■ Description of the task ■
Look through the records that follow. Copy every line containing the word "kind".

********

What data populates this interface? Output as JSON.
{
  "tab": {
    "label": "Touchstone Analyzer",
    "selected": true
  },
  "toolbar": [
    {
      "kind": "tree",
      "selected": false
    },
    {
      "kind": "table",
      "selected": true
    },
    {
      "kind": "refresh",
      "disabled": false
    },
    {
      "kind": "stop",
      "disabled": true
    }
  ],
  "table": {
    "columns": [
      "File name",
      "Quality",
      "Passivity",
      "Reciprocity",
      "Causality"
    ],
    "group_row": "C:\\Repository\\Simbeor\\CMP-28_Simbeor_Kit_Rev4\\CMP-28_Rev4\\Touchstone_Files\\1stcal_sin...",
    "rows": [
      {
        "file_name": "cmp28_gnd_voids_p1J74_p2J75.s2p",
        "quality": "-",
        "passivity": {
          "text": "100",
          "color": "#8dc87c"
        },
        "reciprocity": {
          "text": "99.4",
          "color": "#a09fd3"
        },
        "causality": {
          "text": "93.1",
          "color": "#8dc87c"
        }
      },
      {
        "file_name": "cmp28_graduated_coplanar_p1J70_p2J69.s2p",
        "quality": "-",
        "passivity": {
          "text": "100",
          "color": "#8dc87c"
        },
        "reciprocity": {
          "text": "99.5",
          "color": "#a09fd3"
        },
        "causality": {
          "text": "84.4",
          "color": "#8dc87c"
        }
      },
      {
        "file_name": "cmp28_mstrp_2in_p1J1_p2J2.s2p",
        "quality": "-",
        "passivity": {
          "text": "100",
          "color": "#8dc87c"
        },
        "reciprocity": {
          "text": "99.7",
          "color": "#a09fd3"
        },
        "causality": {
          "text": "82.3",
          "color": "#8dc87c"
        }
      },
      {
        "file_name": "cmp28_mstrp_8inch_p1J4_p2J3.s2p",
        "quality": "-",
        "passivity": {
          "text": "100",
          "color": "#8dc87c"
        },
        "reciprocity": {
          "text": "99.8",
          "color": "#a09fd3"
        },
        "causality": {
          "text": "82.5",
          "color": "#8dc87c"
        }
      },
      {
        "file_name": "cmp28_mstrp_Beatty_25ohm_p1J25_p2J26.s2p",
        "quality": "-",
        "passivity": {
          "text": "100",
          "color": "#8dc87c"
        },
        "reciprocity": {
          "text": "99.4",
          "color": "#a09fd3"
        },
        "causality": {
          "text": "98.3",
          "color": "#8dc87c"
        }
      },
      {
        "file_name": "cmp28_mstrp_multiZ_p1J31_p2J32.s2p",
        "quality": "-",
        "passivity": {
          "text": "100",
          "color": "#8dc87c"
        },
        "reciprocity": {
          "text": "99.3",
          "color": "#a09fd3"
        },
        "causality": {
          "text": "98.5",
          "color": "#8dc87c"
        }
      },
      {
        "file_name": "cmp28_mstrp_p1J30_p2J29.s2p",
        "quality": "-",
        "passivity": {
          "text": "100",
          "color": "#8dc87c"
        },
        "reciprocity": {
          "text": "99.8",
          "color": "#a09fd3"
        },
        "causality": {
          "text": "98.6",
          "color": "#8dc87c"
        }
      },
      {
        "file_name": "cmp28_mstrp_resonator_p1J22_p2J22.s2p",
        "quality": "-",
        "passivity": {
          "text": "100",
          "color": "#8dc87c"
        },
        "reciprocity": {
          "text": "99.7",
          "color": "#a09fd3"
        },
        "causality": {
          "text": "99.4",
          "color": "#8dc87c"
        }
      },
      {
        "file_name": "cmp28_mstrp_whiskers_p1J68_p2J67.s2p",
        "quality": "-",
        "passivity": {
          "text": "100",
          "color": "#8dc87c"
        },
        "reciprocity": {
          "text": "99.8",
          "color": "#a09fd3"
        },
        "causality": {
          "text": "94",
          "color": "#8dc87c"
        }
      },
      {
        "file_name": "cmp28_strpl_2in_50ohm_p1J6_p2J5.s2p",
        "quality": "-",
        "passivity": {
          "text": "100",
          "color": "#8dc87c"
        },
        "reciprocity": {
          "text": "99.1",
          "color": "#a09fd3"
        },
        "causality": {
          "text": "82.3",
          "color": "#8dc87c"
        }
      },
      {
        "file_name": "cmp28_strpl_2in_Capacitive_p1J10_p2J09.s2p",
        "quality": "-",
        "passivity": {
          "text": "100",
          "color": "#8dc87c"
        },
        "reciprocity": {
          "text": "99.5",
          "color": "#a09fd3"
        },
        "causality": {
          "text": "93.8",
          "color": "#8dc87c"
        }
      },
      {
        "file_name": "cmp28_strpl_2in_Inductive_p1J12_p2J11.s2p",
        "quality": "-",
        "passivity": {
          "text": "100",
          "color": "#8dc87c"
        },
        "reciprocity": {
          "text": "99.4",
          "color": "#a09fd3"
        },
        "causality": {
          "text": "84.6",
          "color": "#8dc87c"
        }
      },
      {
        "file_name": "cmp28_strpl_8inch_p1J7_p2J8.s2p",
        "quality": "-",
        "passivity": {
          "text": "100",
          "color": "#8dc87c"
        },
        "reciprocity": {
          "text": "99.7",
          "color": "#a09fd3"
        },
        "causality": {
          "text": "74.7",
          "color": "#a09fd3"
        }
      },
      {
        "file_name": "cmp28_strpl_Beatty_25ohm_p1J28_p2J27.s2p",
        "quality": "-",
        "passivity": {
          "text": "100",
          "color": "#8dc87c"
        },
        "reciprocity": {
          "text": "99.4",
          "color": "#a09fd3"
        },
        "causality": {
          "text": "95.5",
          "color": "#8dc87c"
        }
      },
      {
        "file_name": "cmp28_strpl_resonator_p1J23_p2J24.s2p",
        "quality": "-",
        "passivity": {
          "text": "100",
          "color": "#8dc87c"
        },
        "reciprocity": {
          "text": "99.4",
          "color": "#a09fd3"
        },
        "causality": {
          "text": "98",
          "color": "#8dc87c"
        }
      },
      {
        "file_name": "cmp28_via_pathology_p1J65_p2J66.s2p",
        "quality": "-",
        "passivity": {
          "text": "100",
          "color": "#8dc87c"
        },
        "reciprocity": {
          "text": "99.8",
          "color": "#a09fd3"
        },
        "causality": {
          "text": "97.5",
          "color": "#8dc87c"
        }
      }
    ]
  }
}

********

■ Answer to the task ■
      "kind": "tree",
      "kind": "table",
      "kind": "refresh",
      "kind": "stop",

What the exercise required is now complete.